**** PROVIDED DATA ****

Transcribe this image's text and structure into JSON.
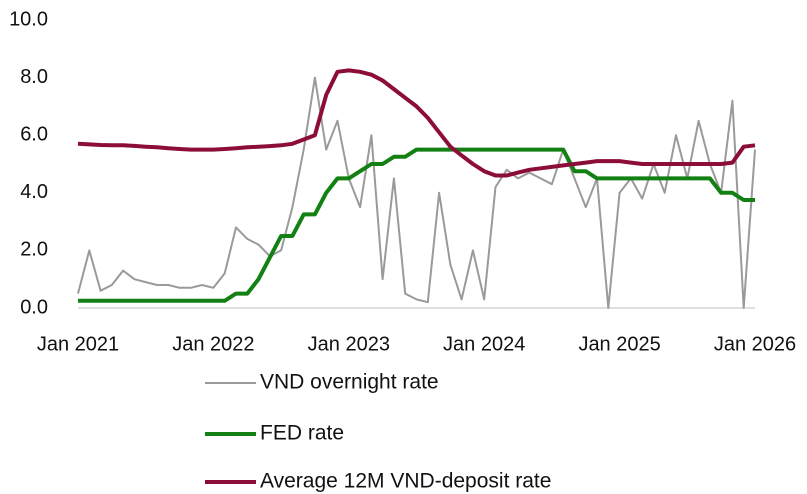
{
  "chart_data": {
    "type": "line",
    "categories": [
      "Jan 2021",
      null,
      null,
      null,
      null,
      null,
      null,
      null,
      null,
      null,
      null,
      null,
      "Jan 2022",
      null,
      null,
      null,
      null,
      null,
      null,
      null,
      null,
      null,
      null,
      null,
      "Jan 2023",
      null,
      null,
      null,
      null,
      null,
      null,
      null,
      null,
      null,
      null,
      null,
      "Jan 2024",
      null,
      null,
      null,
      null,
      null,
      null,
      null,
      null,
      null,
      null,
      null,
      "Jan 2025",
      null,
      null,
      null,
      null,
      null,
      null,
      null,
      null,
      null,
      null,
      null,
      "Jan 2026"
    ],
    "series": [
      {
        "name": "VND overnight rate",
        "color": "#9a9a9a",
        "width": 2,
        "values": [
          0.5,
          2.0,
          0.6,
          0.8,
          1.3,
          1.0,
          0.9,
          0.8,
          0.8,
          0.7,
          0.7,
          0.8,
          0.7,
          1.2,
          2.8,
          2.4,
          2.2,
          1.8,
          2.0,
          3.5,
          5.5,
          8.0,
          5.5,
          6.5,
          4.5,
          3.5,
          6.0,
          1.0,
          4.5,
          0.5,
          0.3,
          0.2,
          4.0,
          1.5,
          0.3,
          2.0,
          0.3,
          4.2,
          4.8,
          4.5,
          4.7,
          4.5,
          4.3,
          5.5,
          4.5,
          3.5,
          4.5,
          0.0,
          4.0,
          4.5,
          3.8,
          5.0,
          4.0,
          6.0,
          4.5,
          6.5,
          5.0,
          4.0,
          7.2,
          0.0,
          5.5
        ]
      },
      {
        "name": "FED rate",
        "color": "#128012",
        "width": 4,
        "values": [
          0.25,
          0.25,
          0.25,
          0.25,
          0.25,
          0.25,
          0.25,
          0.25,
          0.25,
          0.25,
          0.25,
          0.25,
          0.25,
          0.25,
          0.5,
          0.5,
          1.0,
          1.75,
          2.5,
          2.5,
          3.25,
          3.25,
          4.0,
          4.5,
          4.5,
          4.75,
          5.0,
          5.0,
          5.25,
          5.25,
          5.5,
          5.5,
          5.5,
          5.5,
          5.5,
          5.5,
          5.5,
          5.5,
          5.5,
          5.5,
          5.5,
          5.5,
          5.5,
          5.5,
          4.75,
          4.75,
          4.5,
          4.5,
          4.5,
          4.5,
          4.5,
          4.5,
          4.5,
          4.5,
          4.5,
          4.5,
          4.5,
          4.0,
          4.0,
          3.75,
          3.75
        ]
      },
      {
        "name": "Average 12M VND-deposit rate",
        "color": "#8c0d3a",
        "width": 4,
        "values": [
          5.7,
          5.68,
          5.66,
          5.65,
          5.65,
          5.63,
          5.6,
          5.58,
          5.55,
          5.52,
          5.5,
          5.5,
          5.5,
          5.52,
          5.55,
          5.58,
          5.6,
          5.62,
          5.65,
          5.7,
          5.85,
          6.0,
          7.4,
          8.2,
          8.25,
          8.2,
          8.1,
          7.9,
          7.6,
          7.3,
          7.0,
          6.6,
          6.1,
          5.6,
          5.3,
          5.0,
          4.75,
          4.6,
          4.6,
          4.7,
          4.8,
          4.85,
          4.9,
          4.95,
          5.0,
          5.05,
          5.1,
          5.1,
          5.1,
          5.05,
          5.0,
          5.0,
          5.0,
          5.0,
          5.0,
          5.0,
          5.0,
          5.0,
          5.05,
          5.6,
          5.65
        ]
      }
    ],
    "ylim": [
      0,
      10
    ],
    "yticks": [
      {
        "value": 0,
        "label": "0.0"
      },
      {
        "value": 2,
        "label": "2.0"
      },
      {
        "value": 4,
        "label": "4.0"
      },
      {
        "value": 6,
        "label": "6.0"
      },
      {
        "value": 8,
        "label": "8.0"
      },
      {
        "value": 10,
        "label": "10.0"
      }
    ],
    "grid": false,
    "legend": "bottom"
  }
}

****
**** PROVIDED DATA ****

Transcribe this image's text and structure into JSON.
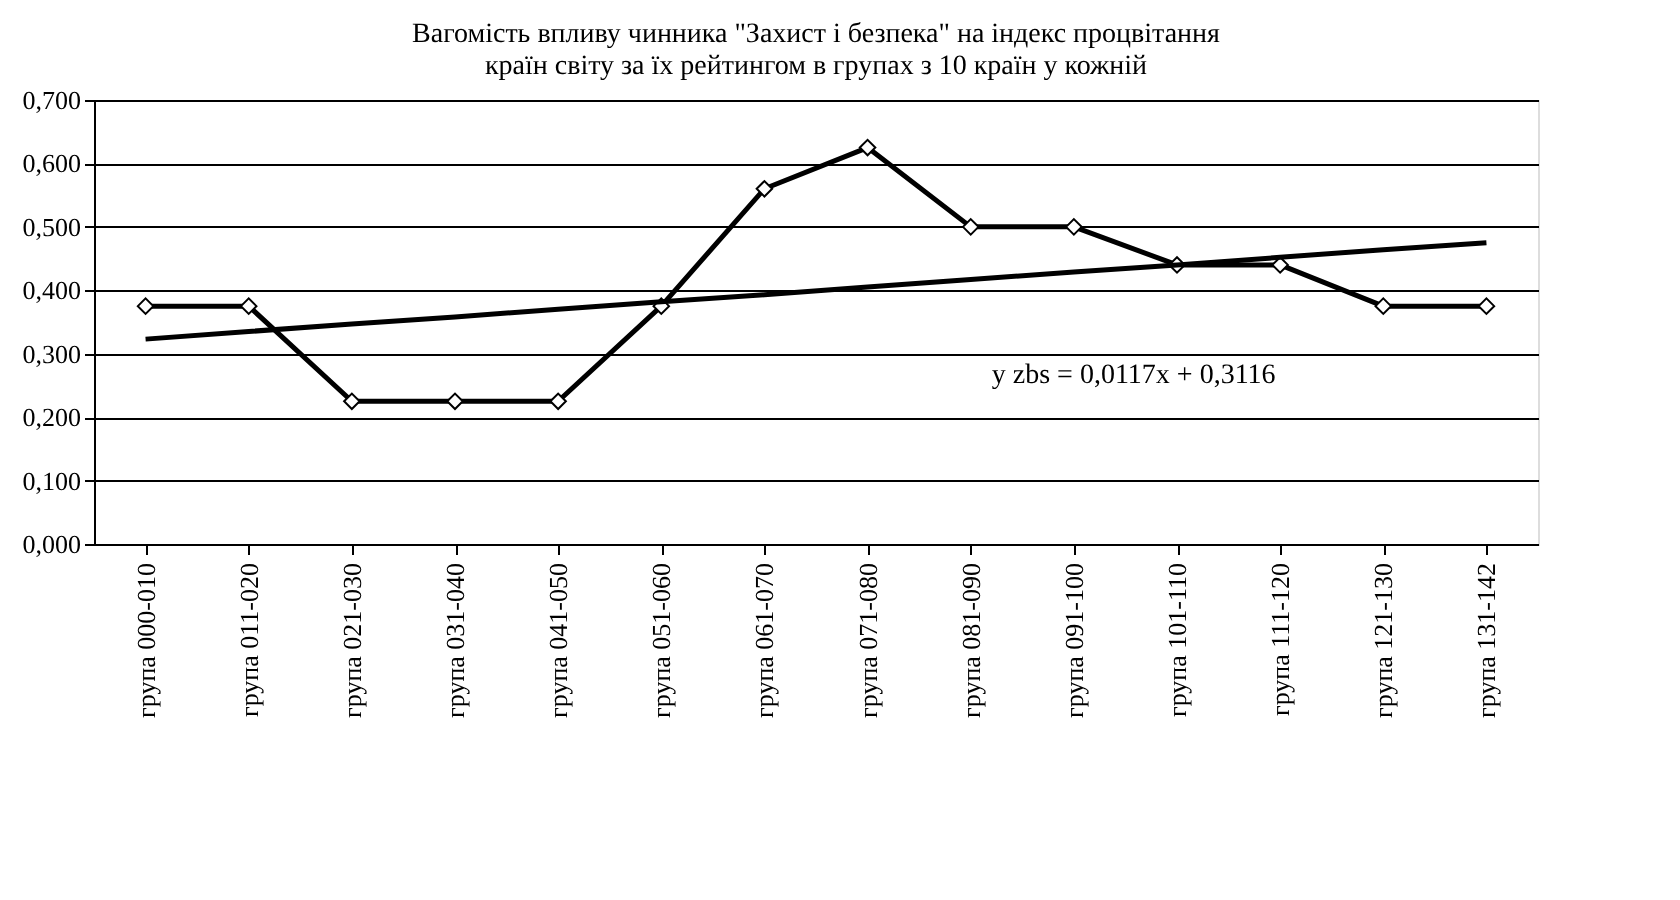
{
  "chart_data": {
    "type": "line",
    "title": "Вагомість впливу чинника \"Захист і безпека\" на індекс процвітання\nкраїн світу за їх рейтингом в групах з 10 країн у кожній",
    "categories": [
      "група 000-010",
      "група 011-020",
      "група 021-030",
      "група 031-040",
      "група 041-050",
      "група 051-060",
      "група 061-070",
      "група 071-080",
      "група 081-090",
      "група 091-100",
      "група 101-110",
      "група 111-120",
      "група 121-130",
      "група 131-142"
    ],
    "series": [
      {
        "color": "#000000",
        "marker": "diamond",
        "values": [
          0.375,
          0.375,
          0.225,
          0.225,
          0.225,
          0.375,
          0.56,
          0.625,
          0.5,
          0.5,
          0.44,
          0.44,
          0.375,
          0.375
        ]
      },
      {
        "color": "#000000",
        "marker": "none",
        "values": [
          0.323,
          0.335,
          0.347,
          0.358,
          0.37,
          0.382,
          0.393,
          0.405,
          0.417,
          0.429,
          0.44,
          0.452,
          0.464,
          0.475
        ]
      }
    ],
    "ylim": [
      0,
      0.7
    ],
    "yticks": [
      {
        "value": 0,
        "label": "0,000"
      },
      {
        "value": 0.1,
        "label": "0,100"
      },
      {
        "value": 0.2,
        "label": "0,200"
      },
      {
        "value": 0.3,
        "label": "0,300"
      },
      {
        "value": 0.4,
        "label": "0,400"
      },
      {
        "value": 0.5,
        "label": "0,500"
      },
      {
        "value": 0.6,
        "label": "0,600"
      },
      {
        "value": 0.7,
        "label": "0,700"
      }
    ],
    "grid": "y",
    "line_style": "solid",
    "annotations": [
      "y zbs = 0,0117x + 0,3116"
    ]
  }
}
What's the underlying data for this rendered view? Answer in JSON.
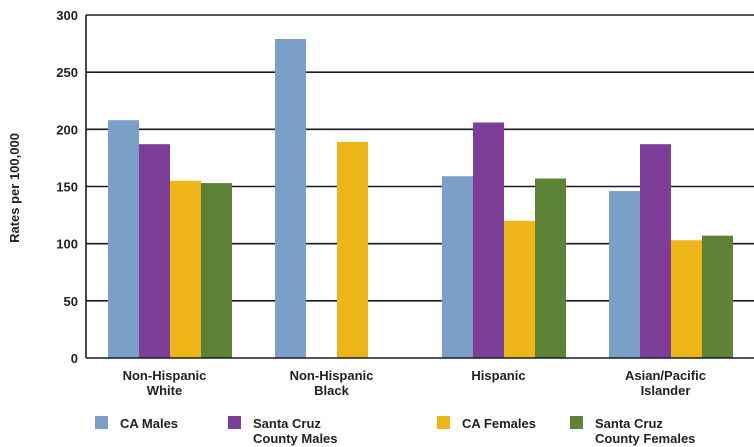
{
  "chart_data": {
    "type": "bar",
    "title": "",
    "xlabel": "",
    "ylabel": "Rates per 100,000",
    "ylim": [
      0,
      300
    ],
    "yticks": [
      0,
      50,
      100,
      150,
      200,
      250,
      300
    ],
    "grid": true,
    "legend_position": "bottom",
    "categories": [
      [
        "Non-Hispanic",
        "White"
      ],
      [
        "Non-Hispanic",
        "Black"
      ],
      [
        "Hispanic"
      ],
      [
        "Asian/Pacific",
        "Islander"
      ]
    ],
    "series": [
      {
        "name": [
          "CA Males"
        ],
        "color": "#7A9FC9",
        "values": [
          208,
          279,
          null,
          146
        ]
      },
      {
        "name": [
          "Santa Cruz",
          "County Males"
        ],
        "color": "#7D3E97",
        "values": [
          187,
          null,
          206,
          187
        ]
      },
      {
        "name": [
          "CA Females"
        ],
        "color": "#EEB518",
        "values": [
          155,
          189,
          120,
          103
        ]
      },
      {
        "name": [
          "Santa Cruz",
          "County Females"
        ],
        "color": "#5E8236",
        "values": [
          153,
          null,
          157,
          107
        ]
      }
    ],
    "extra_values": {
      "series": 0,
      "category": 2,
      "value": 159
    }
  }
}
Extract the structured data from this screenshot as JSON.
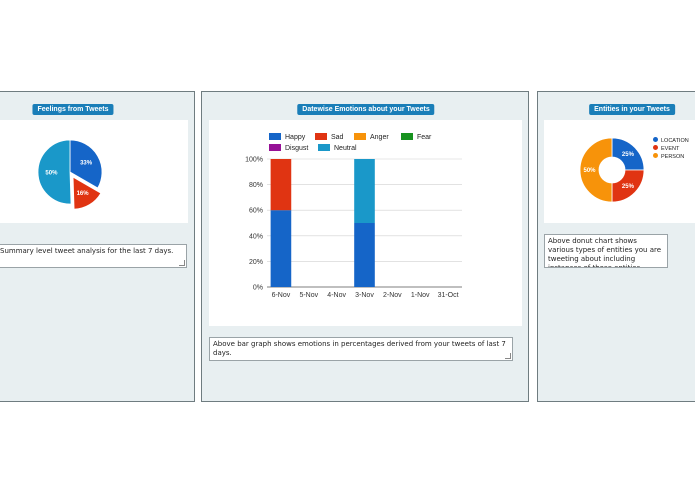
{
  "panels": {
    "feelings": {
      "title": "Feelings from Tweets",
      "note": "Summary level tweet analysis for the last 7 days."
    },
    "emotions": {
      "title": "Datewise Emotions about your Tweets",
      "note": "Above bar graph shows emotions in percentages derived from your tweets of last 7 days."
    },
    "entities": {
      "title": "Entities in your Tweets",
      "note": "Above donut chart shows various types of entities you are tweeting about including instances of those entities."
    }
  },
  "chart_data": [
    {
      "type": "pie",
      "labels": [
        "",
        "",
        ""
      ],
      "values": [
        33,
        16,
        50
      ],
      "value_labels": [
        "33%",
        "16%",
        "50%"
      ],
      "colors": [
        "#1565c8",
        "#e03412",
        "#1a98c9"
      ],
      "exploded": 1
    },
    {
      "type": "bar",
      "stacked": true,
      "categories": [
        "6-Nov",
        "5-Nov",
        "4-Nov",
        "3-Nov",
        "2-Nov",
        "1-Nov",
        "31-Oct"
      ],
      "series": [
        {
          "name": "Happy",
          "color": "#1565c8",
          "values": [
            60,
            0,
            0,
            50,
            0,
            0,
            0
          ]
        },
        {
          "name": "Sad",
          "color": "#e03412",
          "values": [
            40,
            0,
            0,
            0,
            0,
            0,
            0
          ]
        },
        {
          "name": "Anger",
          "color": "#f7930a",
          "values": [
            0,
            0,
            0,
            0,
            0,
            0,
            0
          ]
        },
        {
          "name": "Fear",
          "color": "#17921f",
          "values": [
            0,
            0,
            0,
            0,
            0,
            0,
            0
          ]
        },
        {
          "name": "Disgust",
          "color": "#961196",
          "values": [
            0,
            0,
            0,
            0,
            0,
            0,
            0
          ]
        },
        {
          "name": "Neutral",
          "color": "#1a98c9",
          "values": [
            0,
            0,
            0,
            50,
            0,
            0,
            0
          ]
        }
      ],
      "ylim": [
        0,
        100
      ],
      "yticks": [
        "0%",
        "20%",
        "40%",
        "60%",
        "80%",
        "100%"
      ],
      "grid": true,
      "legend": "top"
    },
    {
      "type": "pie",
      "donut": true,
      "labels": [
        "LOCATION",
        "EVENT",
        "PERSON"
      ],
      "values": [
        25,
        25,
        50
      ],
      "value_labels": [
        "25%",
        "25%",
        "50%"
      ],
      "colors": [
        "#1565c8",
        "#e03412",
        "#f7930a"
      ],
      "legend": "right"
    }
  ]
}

****

__GOAL__:
Locate all lines that include the word "Above" and copy them out.

__WORKED ANSWER__:
      "note": "Above bar graph shows emotions in percentages derived from your tweets of last 7 days."
      "note": "Above donut chart shows various types of entities you are tweeting about including instances of those entities."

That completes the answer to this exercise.